» **本文**:
┄┄┄┄┄┄┄┄┄┄┄┄┄┄┄┄┄┄┄┄
肩甲上腕関節における静的安定機構
関節包および関節上腕靭帯
関節包前方部の中でも肥厚した部位は関節上腕靭帯といわれる。
上方から上関節上腕靭帯(SGHL)・中関節上腕靭帯(MGHL)・下関節上腕靭帯(IGHL)がある。
SGHLの近位付着は、上腕二頭筋が付着している前で関節上結節付近である。遠位では、小結節の上で上腕骨解剖頸に付着している。下垂位での上腕骨頭の前方、下方移動、下垂位での外旋、内転にて緊張する。
MGHLの近位付着は、関節窩前縁の上および中面に広く付着する。遠位では、解剖頸の前面に沿って付着する。45〜60°外転位での上腕骨頭の前方移動にて緊張する。
IGHLの近位付着は関節唇を含む関節窩の前下縁の周辺である。遠位では、解剖頸の前下縁から後下縁に広く付着している。
前方線維は、外転、90°外転位での上腕骨頭の前方移動、90°外転位での外旋
腋窩陥凹は、外転
後部線維は、外転、90°外転位での内旋にて緊張する
IGHLの前部線維は、関節包の中で最も強力で分厚い部分であり、投球動作時などの外転・外旋位で特異的にストレスがかかる。頻繁にこの動作を繰り返すと、前部線維束は過伸張あるいは断裂する。
また、肩関節前方脱臼においても損傷が生じやすく、肩関節の前方不安定が生じやすい。
┄┄┄┄┄┄┄┄┄┄┄┄┄┄┄┄┄┄┄┄
» **表示行**:
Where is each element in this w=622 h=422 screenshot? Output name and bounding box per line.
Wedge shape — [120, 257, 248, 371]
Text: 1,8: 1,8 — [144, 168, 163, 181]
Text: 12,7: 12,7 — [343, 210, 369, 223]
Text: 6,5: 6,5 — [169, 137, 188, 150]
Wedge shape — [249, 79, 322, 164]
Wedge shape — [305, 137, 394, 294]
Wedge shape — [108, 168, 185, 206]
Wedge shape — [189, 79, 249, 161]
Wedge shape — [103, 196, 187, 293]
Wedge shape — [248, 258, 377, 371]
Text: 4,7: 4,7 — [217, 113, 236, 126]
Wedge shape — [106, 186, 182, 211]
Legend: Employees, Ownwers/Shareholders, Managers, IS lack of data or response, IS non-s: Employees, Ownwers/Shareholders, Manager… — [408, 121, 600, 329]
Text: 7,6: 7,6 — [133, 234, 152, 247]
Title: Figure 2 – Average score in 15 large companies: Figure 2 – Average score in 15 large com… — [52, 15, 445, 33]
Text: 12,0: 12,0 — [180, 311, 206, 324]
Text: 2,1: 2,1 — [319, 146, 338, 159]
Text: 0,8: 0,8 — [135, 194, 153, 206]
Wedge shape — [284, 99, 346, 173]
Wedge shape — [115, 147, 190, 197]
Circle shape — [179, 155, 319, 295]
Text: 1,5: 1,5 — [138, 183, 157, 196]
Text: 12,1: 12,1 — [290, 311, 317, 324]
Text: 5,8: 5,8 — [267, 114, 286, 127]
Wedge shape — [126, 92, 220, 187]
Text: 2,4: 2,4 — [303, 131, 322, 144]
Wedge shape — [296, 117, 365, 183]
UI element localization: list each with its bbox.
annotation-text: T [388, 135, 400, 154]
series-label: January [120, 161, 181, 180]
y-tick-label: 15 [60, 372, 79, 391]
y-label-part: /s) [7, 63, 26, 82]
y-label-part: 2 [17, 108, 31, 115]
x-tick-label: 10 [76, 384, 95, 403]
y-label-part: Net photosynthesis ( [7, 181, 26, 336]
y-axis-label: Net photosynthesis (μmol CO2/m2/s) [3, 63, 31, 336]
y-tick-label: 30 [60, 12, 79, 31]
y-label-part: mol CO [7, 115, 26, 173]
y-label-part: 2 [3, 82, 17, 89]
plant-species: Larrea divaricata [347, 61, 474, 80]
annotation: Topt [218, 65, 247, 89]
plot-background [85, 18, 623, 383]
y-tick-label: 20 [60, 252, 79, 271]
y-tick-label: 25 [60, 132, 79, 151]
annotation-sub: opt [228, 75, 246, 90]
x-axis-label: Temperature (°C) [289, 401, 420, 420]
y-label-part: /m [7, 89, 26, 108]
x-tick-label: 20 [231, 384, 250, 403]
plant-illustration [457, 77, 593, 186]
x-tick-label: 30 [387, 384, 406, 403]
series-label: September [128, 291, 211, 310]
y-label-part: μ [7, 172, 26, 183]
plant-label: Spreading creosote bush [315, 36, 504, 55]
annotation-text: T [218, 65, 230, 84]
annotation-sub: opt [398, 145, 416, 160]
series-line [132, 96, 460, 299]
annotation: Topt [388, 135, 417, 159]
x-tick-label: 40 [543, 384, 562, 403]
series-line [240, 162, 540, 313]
┄┄┄┄┄┄┄┄┄┄┄┄┄┄┄┄┄┄┄┄
» **課題 1**:
本文の「前方線維は、外転、90°外転位での上腕骨頭の前方移動、90°外転位での外旋」から「束は過伸張あるいは断裂する。」までを、一字も変えずに書き写せ。
» **課題 2**:
本文で「IGHLの前部線維は」で始まる段落を、主な事実を残して箇条書きにまとめよ。
» **課題 3**:
本文の「関節包前方部の中でも肥厚した部位は関節上腕靭帯といわれる。」という文を英語に訳せ。
行の内容は使わなくてよい。

» **解答 1**:
前方線維は、外転、90°外転位での上腕骨頭の前方移動、90°外転位での外旋
腋窩陥凹は、外転
後部線維は、外転、90°外転位での内旋にて緊張する
IGHLの前部線維は、関節包の中で最も強力で分厚い部分であり、投球動作時などの外転・外旋位で特異的にストレスがかかる。頻繁にこの動作を繰り返すと、前部線維束は過伸張あるいは断裂する。

» **解答 2**:
- IGHLの前部線維は、関節包の中で最も強力で分厚い部分である
- 投球動作時などの外転・外旋位で特異的にストレスがかかる
- この動作を頻繁に繰り返すと、前部線維束は過伸張または断裂する

» **解答 3**:
Within the anterior part of the joint capsule, the thickened portions are called the glenohumeral ligaments.